» Exercise goal:
Below are some entries. Copy each line that holds the string "завершении".

» Material provided:
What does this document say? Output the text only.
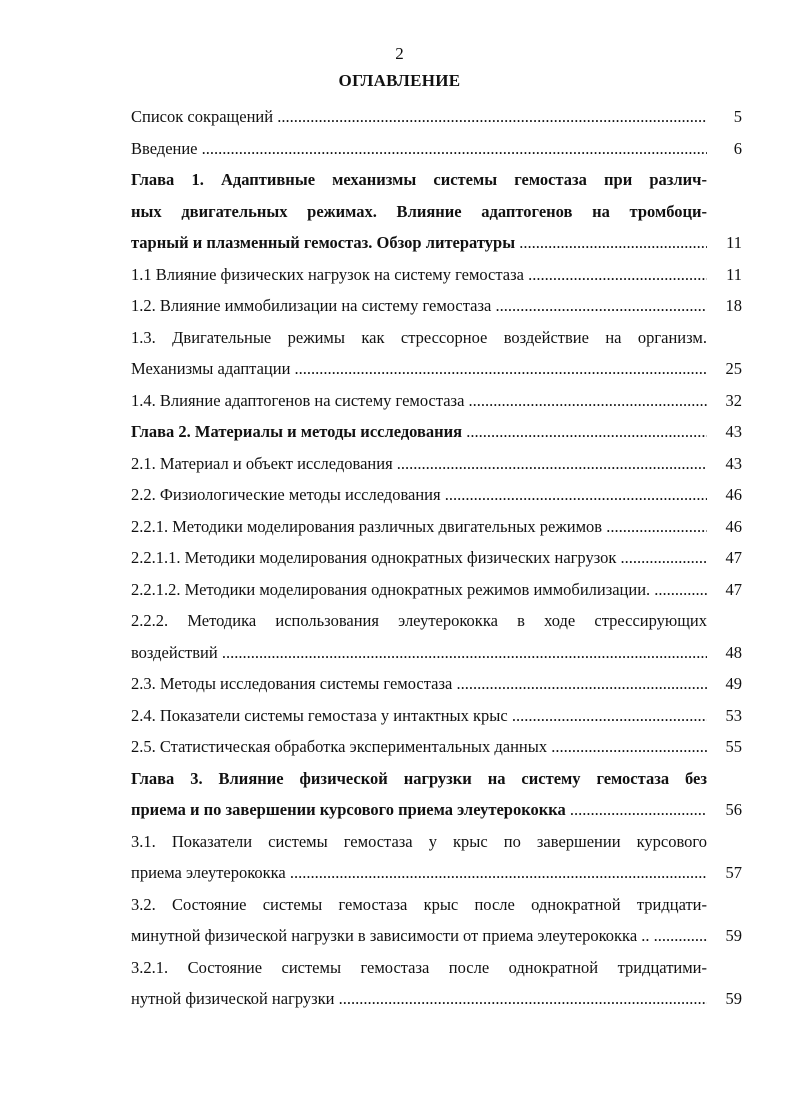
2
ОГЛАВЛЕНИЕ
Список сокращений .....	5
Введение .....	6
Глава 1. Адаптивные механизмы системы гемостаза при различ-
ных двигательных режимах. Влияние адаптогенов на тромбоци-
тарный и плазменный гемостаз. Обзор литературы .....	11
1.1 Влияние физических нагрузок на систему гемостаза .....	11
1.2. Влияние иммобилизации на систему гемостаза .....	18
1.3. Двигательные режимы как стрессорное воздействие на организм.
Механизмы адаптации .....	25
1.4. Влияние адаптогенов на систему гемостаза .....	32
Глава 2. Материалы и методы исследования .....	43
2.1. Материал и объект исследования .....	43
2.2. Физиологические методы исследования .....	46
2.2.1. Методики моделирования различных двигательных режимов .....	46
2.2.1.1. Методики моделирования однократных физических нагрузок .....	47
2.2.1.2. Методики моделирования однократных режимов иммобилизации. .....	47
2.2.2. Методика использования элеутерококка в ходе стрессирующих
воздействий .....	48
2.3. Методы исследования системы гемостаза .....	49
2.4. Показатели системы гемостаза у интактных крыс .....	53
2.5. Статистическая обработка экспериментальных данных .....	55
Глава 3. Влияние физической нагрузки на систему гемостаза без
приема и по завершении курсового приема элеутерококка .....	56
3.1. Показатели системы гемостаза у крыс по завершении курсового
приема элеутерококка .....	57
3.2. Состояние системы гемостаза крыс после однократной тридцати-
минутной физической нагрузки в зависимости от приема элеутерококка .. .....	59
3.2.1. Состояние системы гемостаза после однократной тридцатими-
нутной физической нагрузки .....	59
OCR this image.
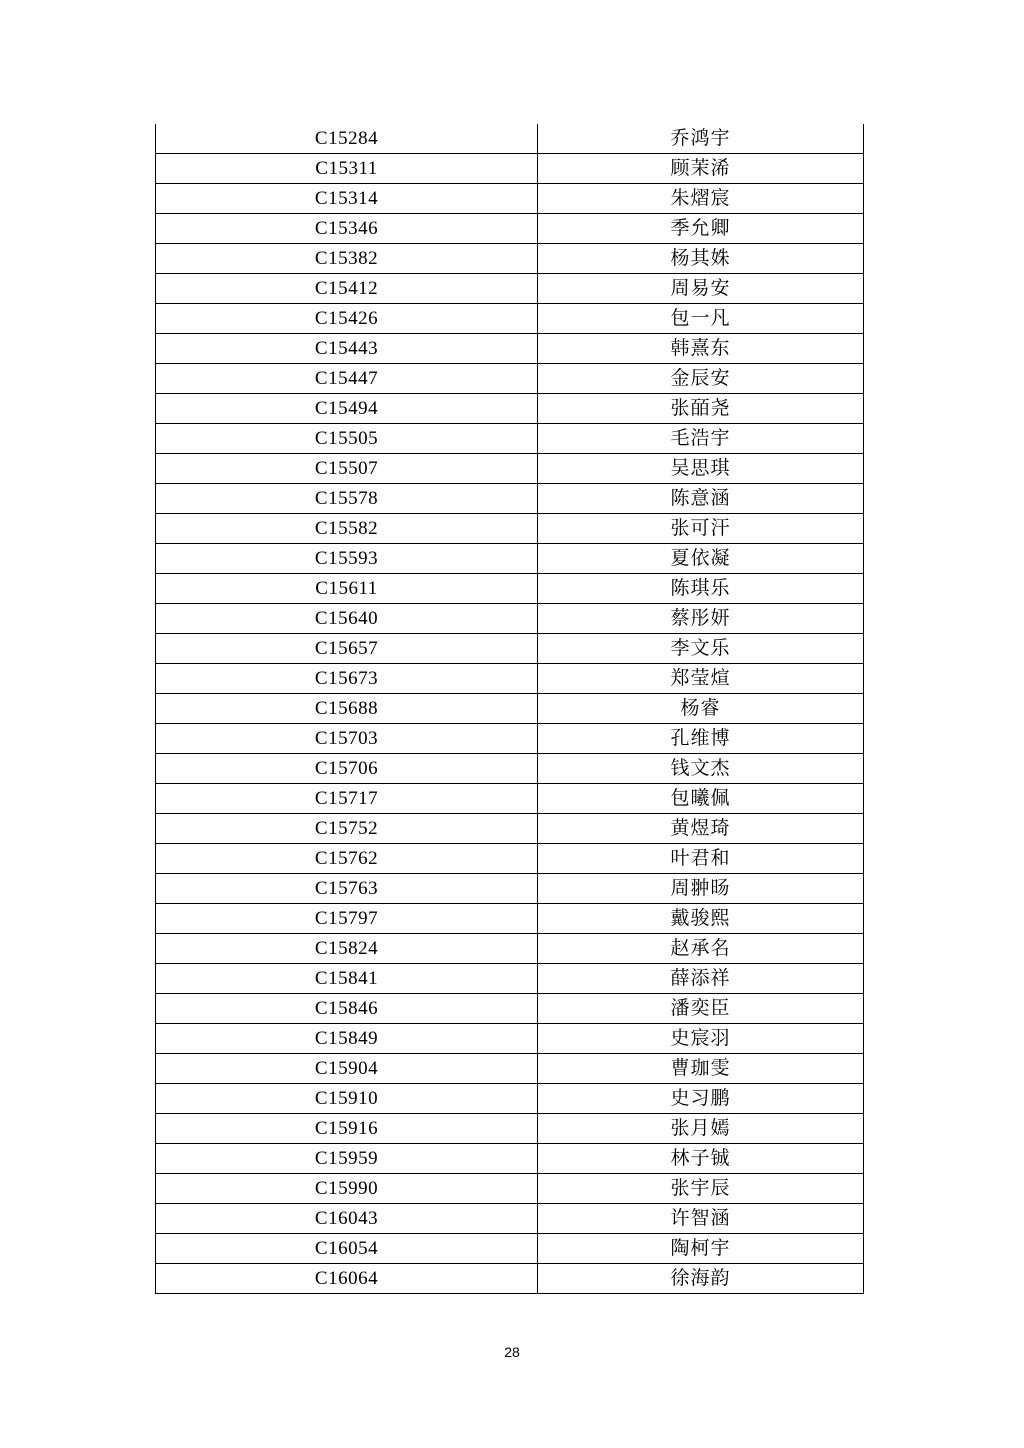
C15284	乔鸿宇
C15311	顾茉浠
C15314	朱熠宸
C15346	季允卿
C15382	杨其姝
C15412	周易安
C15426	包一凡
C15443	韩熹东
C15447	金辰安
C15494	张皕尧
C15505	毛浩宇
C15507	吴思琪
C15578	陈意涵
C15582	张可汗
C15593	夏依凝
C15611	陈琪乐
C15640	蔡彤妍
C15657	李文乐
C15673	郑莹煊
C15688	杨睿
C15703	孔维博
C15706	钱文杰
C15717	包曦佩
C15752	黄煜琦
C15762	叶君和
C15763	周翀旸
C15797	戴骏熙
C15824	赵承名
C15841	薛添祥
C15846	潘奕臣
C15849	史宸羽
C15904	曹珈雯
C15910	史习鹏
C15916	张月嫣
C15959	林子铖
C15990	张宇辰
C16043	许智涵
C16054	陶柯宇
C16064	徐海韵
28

---

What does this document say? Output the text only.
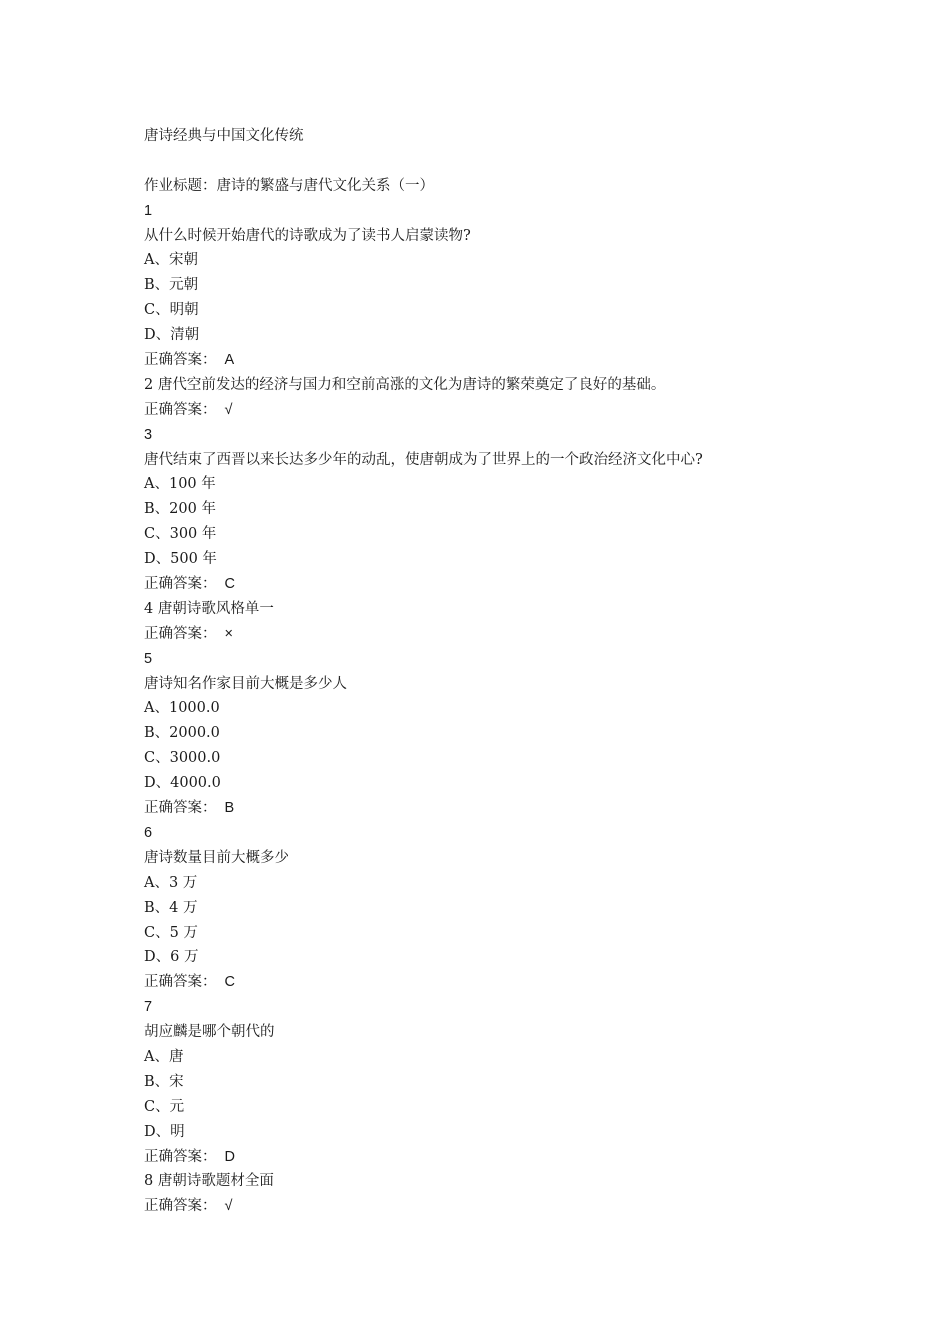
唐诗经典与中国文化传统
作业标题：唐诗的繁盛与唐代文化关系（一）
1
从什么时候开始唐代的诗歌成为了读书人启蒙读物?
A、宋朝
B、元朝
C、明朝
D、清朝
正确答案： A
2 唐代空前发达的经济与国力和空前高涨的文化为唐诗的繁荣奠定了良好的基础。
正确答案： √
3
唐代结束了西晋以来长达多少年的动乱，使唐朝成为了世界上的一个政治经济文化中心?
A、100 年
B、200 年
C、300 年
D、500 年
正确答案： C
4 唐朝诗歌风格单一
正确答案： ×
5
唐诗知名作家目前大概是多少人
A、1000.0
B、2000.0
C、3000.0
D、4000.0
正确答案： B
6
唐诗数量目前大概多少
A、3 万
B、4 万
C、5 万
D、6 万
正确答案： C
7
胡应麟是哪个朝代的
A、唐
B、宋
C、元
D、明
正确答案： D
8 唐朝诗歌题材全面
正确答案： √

==

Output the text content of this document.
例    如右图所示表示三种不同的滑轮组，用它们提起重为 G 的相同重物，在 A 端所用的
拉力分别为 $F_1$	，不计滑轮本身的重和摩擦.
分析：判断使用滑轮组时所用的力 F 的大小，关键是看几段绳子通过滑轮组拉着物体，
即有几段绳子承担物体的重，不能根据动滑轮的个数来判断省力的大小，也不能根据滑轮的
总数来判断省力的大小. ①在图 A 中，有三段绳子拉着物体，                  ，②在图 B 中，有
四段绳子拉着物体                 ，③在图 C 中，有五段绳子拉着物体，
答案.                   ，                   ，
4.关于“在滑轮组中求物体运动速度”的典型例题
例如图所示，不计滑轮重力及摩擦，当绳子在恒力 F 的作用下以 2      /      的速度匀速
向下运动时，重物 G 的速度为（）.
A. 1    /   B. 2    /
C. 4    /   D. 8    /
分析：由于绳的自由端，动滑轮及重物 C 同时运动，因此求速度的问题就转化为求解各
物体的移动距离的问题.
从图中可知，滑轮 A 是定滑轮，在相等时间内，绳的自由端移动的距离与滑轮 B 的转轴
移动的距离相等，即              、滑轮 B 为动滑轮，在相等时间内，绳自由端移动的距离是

» Final result:
приема и по завершении курсового приема элеутерококка .....	56
3.1. Показатели системы гемостаза у крыс по завершении курсового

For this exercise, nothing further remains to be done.